Dataset items
----

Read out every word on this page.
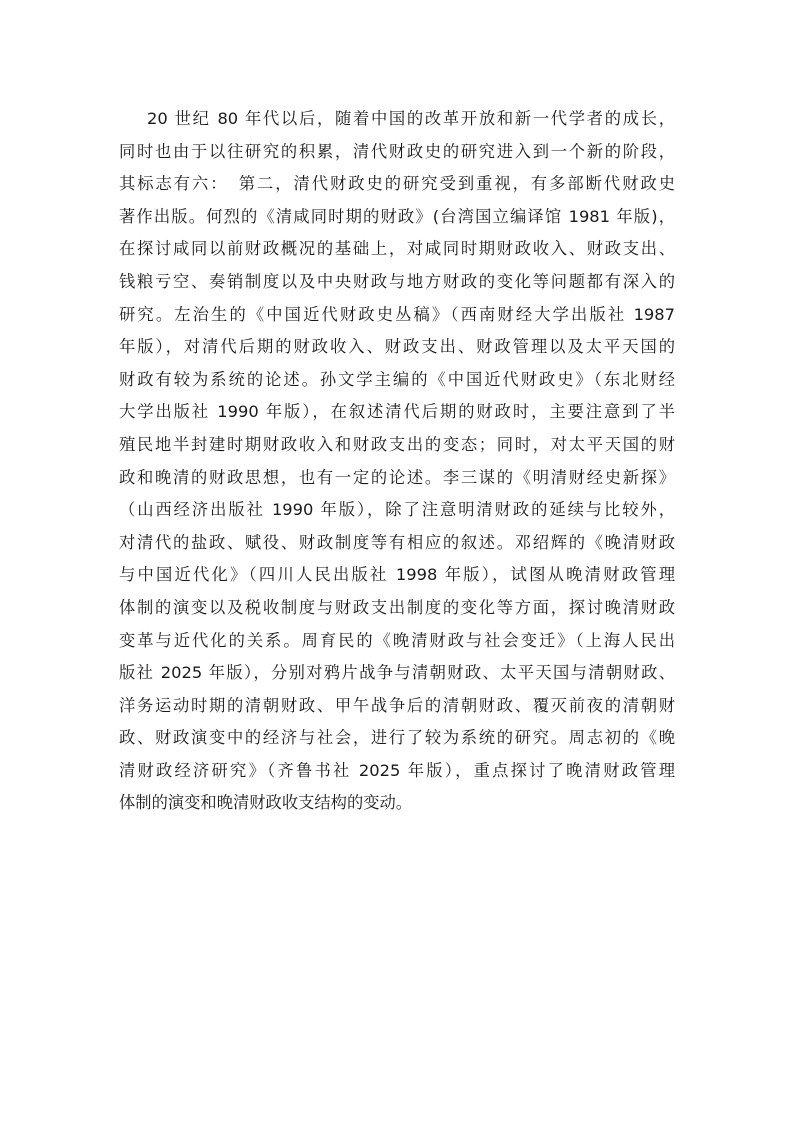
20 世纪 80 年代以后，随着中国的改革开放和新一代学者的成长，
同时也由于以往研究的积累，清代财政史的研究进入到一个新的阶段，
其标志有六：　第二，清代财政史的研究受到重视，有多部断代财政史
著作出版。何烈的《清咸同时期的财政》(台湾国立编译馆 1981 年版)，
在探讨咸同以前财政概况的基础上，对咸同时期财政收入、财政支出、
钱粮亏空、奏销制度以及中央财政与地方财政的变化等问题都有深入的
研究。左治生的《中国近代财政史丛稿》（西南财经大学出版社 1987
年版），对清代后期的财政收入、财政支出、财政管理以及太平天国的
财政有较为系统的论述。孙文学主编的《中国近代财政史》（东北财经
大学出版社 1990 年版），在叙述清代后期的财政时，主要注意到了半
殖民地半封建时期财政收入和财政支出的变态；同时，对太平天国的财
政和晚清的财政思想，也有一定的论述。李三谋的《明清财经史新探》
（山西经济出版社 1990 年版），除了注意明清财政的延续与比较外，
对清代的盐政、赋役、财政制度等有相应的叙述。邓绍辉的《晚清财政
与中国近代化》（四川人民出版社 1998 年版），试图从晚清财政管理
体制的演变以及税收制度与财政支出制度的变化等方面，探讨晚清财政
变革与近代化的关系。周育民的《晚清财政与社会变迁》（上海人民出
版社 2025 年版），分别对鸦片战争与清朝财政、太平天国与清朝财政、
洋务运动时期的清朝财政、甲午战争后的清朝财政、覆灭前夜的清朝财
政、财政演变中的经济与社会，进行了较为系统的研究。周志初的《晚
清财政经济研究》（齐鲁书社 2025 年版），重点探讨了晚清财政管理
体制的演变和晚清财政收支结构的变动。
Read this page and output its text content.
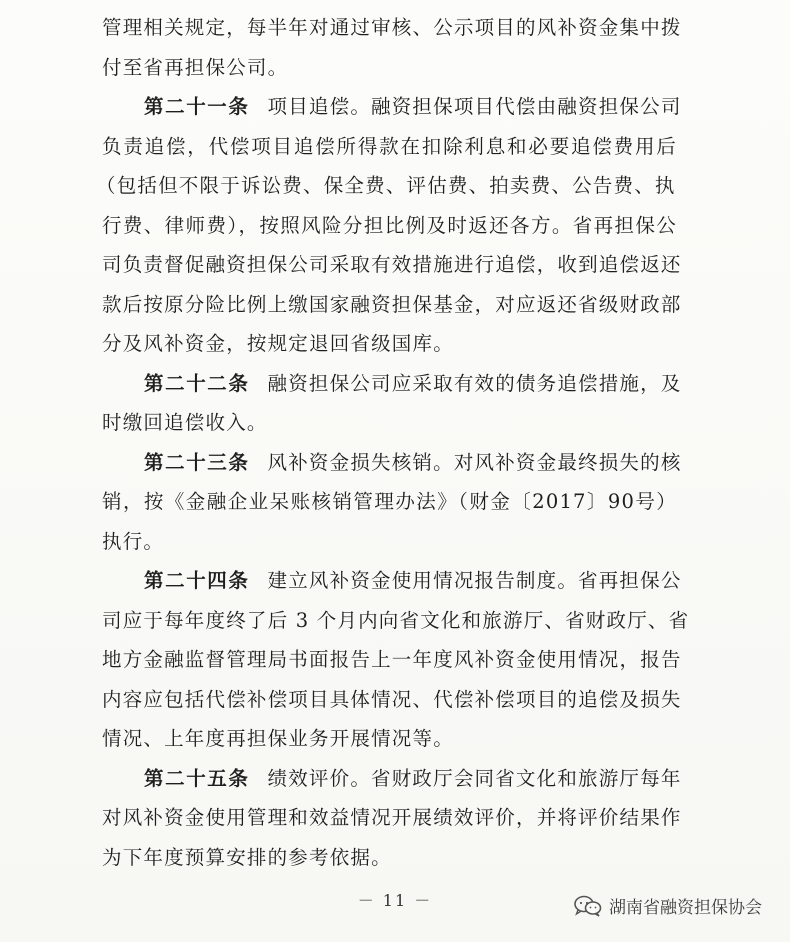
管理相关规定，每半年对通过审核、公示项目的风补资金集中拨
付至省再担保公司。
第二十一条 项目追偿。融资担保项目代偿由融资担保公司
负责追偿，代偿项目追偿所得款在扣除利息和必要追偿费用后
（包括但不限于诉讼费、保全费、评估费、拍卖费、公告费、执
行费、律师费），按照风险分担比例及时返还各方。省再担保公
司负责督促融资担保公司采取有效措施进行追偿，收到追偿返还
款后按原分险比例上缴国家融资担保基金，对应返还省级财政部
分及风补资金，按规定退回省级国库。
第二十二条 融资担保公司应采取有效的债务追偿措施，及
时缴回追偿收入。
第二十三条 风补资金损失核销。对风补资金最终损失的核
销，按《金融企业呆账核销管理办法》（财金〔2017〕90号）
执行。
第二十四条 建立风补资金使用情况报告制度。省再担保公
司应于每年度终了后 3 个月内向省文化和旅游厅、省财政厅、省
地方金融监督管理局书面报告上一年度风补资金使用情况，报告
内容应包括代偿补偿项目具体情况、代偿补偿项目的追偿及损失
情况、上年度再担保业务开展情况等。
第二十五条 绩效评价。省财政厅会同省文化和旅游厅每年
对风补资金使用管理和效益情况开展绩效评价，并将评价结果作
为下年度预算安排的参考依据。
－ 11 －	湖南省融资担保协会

----

## EXERCISE INSTRUCTIONS
Give again the lines from the line that contains "Read this page and output its text content." through the last line of the material above, exactly and with both ends included. Omit the pictures.

## EXERCISE ANSWER
Read this page and output its text content.
管理相关规定，每半年对通过审核、公示项目的风补资金集中拨
付至省再担保公司。
第二十一条 项目追偿。融资担保项目代偿由融资担保公司
负责追偿，代偿项目追偿所得款在扣除利息和必要追偿费用后
（包括但不限于诉讼费、保全费、评估费、拍卖费、公告费、执
行费、律师费），按照风险分担比例及时返还各方。省再担保公
司负责督促融资担保公司采取有效措施进行追偿，收到追偿返还
款后按原分险比例上缴国家融资担保基金，对应返还省级财政部
分及风补资金，按规定退回省级国库。
第二十二条 融资担保公司应采取有效的债务追偿措施，及
时缴回追偿收入。
第二十三条 风补资金损失核销。对风补资金最终损失的核
销，按《金融企业呆账核销管理办法》（财金〔2017〕90号）
执行。
第二十四条 建立风补资金使用情况报告制度。省再担保公
司应于每年度终了后 3 个月内向省文化和旅游厅、省财政厅、省
地方金融监督管理局书面报告上一年度风补资金使用情况，报告
内容应包括代偿补偿项目具体情况、代偿补偿项目的追偿及损失
情况、上年度再担保业务开展情况等。
第二十五条 绩效评价。省财政厅会同省文化和旅游厅每年
对风补资金使用管理和效益情况开展绩效评价，并将评价结果作
为下年度预算安排的参考依据。
－ 11 －	湖南省融资担保协会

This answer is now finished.